■ Excerpted records ■
◆ ◆ ◆

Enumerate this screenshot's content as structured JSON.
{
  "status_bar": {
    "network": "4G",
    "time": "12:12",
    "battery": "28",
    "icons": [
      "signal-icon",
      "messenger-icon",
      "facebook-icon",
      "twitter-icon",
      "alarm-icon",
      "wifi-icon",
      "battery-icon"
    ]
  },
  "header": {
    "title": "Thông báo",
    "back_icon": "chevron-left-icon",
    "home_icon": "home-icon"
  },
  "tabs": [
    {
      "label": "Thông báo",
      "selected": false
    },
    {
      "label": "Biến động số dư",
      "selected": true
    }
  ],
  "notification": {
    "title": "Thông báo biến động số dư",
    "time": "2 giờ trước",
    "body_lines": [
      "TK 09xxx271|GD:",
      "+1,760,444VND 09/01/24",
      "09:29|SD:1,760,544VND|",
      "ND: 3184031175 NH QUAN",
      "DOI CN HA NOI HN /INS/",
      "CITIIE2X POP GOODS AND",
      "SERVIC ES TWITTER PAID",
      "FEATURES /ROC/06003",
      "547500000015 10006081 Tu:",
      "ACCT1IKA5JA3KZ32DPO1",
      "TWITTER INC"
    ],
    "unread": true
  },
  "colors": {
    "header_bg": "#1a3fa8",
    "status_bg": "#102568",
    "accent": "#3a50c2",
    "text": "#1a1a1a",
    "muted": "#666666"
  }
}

◆ ◆ ◆

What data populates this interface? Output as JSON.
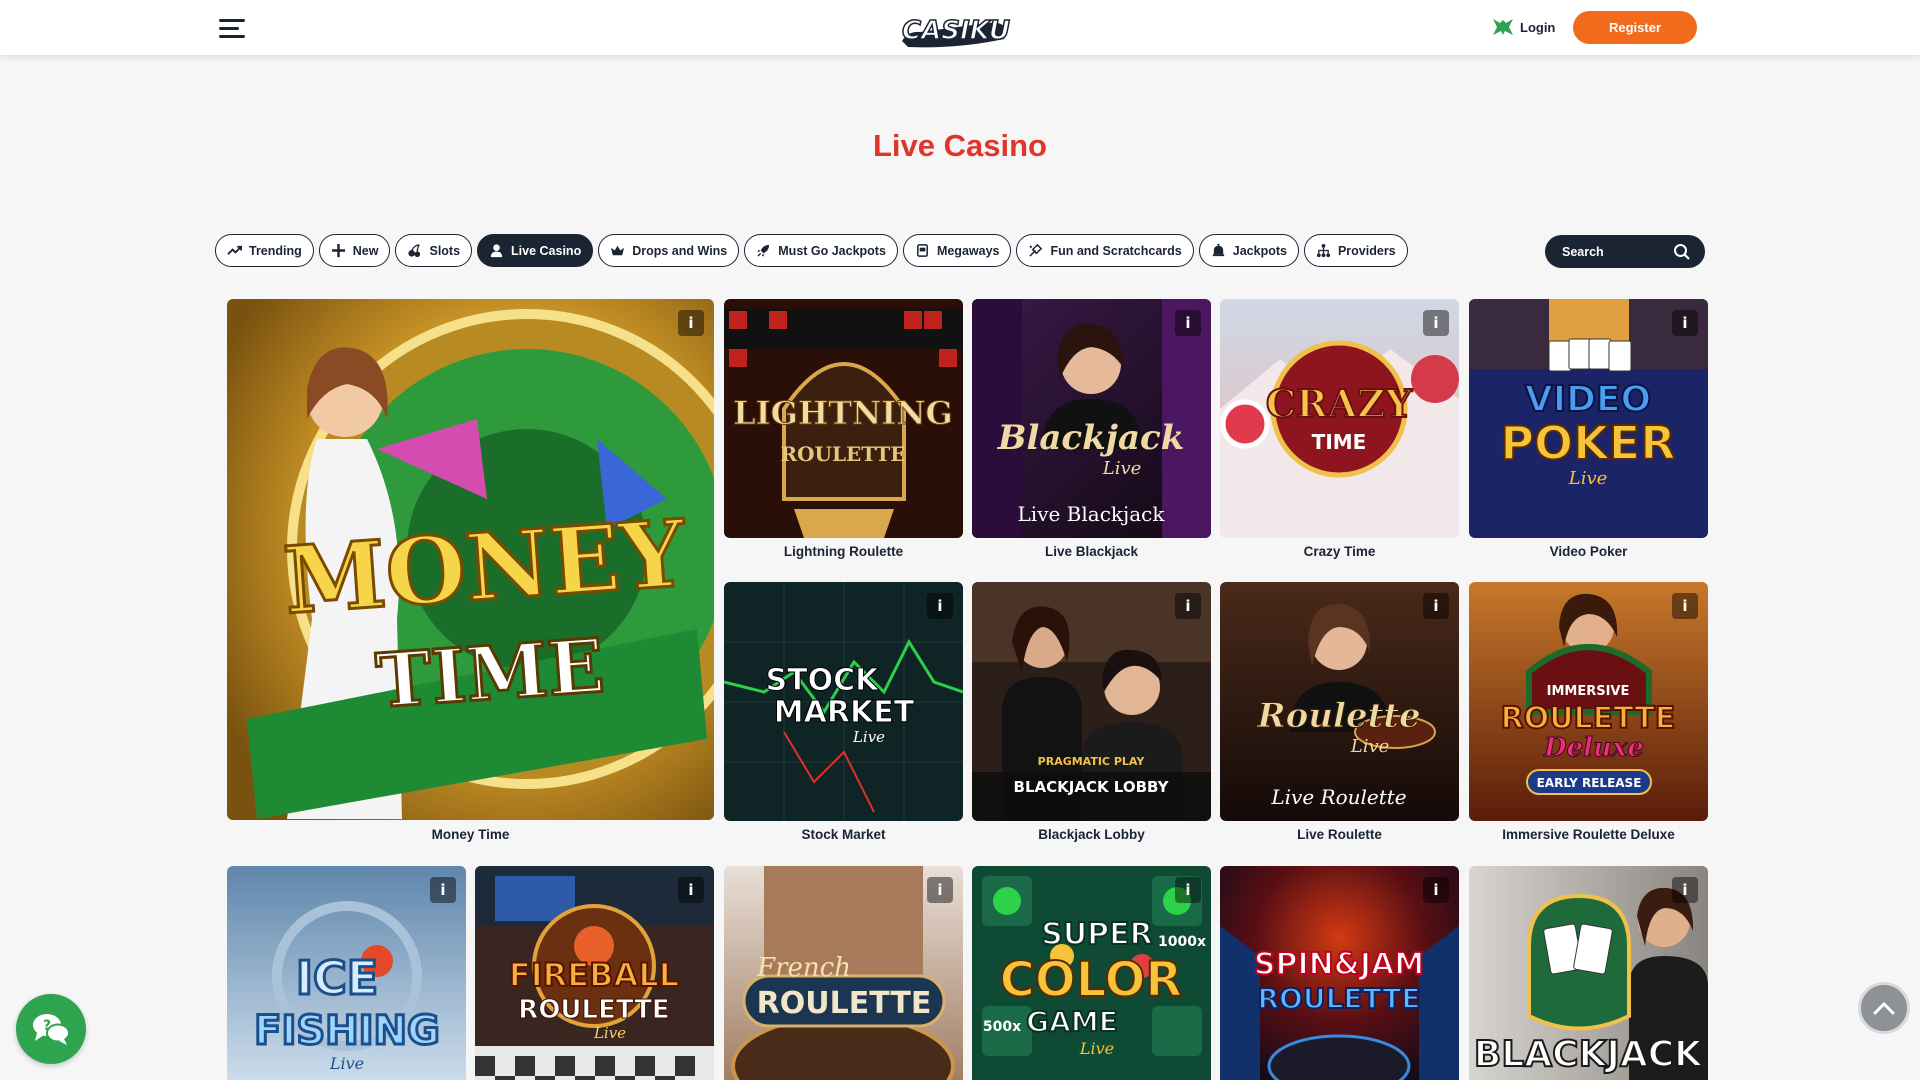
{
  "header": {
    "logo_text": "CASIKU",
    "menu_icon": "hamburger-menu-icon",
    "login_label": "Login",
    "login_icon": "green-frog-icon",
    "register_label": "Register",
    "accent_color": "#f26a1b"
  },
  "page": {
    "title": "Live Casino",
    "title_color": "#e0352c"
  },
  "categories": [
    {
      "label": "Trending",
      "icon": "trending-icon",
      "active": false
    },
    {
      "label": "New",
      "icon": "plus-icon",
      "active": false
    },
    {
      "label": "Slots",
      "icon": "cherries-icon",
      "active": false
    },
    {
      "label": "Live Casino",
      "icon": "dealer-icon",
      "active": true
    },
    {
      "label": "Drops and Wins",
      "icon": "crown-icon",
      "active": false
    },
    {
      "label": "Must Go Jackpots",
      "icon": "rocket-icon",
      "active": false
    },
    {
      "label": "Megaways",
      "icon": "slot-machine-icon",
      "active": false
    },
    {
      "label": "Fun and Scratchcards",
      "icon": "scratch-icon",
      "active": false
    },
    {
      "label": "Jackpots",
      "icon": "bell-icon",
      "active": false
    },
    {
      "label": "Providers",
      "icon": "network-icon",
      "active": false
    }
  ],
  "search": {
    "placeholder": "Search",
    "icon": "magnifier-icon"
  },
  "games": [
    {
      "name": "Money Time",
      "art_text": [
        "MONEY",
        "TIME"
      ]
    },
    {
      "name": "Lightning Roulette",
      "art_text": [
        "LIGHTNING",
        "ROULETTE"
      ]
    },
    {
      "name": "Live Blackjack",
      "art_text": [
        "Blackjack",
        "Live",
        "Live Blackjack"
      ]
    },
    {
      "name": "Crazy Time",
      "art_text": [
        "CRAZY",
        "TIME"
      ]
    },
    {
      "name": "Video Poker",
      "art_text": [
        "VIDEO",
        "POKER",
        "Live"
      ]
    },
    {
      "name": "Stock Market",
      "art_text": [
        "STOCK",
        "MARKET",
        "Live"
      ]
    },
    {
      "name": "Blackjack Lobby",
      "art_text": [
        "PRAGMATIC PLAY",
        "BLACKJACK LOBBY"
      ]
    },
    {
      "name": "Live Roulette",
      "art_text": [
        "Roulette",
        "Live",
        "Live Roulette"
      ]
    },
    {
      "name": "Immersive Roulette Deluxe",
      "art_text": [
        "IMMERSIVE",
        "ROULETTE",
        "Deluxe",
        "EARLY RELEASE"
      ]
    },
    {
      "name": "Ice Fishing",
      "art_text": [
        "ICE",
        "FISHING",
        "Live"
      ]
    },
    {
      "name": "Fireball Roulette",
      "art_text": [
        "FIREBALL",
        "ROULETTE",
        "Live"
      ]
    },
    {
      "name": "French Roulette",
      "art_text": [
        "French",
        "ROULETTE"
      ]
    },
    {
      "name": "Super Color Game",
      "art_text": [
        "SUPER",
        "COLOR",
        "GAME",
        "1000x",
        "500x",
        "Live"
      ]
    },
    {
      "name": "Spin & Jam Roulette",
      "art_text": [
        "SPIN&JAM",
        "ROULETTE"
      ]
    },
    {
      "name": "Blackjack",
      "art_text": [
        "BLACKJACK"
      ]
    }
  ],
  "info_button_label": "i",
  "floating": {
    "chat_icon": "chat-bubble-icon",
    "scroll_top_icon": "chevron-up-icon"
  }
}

◆ ◆ ◆

■ Task directions ■
Out of the records, collect only those lines that contain the string "JSON".

■ Correct result ■
Enumerate this screenshot's content as structured JSON.
What data populates this interface? Output as JSON.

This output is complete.